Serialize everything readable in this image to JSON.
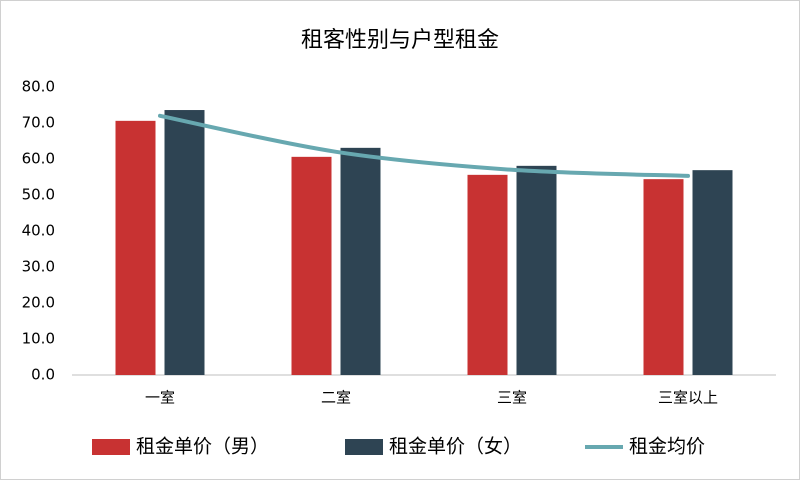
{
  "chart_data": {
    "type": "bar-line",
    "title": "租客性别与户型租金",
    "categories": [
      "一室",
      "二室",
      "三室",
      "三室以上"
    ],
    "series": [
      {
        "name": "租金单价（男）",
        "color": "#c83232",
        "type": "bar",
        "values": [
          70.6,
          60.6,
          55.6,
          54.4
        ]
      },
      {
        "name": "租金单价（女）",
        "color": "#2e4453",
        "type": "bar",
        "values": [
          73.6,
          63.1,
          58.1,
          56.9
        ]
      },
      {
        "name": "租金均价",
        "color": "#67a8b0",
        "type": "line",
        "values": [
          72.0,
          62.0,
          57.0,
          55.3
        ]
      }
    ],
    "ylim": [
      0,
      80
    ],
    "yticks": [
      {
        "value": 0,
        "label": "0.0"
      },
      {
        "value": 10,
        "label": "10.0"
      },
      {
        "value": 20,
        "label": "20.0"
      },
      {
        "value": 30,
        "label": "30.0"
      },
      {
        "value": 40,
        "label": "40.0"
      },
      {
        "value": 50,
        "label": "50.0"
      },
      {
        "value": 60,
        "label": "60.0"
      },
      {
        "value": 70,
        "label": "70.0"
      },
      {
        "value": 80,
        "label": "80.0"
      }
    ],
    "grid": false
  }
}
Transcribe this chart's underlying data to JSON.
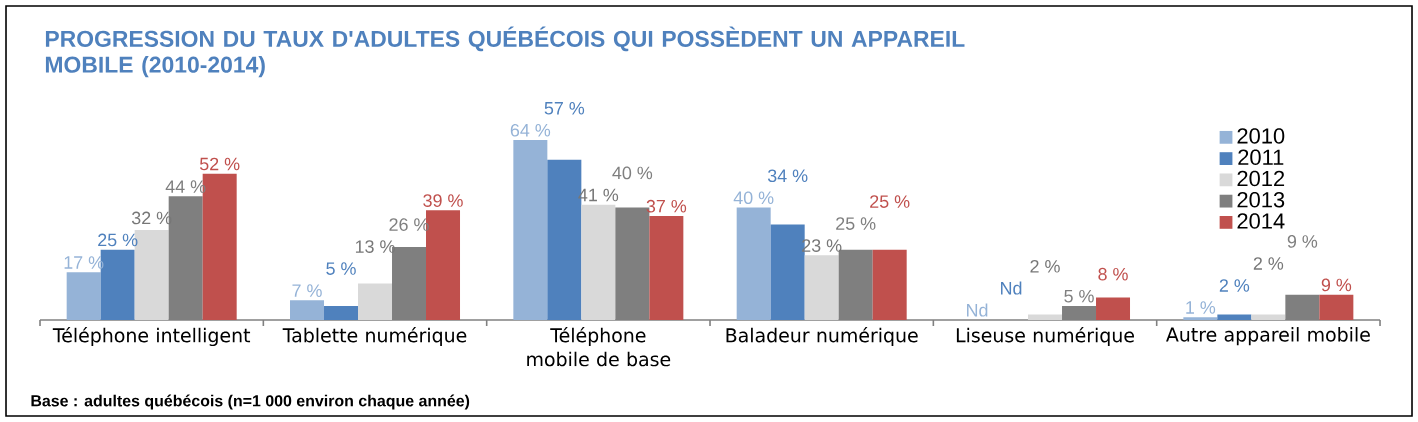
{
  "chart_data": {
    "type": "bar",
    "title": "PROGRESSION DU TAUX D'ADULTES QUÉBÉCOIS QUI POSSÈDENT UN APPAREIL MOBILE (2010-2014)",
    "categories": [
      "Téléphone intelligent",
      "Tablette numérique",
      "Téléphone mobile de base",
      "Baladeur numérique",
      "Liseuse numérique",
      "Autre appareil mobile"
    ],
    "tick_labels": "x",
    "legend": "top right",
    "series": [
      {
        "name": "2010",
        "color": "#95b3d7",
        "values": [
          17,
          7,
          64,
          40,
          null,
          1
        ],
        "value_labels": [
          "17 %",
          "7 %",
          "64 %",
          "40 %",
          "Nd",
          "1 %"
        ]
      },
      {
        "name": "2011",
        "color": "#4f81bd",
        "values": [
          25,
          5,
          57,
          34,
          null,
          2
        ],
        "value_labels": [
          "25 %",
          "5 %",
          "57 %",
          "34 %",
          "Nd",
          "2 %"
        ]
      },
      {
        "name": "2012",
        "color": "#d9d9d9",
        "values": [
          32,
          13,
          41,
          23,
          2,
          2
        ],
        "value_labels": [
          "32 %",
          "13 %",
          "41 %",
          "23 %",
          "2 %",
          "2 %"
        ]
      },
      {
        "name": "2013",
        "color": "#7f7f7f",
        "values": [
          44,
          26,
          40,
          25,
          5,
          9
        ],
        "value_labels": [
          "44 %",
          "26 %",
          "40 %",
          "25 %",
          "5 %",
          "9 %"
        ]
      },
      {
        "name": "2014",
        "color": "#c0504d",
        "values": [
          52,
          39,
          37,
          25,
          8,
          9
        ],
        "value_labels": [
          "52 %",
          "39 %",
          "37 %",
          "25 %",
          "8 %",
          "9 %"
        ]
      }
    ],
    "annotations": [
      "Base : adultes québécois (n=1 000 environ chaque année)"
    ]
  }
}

::::::::

## WHAT IS EXPECTED
Repeat the material exactly as it reads, without any of its pictures.

## RESPONSE TO THE EXERCISE
Serialize everything readable in this image to JSON.
{
  "chart_data": {
    "type": "bar-line",
    "title": "租客性别与户型租金",
    "categories": [
      "一室",
      "二室",
      "三室",
      "三室以上"
    ],
    "series": [
      {
        "name": "租金单价（男）",
        "color": "#c83232",
        "type": "bar",
        "values": [
          70.6,
          60.6,
          55.6,
          54.4
        ]
      },
      {
        "name": "租金单价（女）",
        "color": "#2e4453",
        "type": "bar",
        "values": [
          73.6,
          63.1,
          58.1,
          56.9
        ]
      },
      {
        "name": "租金均价",
        "color": "#67a8b0",
        "type": "line",
        "values": [
          72.0,
          62.0,
          57.0,
          55.3
        ]
      }
    ],
    "ylim": [
      0,
      80
    ],
    "yticks": [
      {
        "value": 0,
        "label": "0.0"
      },
      {
        "value": 10,
        "label": "10.0"
      },
      {
        "value": 20,
        "label": "20.0"
      },
      {
        "value": 30,
        "label": "30.0"
      },
      {
        "value": 40,
        "label": "40.0"
      },
      {
        "value": 50,
        "label": "50.0"
      },
      {
        "value": 60,
        "label": "60.0"
      },
      {
        "value": 70,
        "label": "70.0"
      },
      {
        "value": 80,
        "label": "80.0"
      }
    ],
    "grid": false
  }
}
Transcribe this chart's underlying data to JSON.
{
  "chart_data": {
    "type": "bar",
    "title": "PROGRESSION DU TAUX D'ADULTES QUÉBÉCOIS QUI POSSÈDENT UN APPAREIL MOBILE (2010-2014)",
    "categories": [
      "Téléphone intelligent",
      "Tablette numérique",
      "Téléphone mobile de base",
      "Baladeur numérique",
      "Liseuse numérique",
      "Autre appareil mobile"
    ],
    "tick_labels": "x",
    "legend": "top right",
    "series": [
      {
        "name": "2010",
        "color": "#95b3d7",
        "values": [
          17,
          7,
          64,
          40,
          null,
          1
        ],
        "value_labels": [
          "17 %",
          "7 %",
          "64 %",
          "40 %",
          "Nd",
          "1 %"
        ]
      },
      {
        "name": "2011",
        "color": "#4f81bd",
        "values": [
          25,
          5,
          57,
          34,
          null,
          2
        ],
        "value_labels": [
          "25 %",
          "5 %",
          "57 %",
          "34 %",
          "Nd",
          "2 %"
        ]
      },
      {
        "name": "2012",
        "color": "#d9d9d9",
        "values": [
          32,
          13,
          41,
          23,
          2,
          2
        ],
        "value_labels": [
          "32 %",
          "13 %",
          "41 %",
          "23 %",
          "2 %",
          "2 %"
        ]
      },
      {
        "name": "2013",
        "color": "#7f7f7f",
        "values": [
          44,
          26,
          40,
          25,
          5,
          9
        ],
        "value_labels": [
          "44 %",
          "26 %",
          "40 %",
          "25 %",
          "5 %",
          "9 %"
        ]
      },
      {
        "name": "2014",
        "color": "#c0504d",
        "values": [
          52,
          39,
          37,
          25,
          8,
          9
        ],
        "value_labels": [
          "52 %",
          "39 %",
          "37 %",
          "25 %",
          "8 %",
          "9 %"
        ]
      }
    ],
    "annotations": [
      "Base : adultes québécois (n=1 000 environ chaque année)"
    ]
  }
}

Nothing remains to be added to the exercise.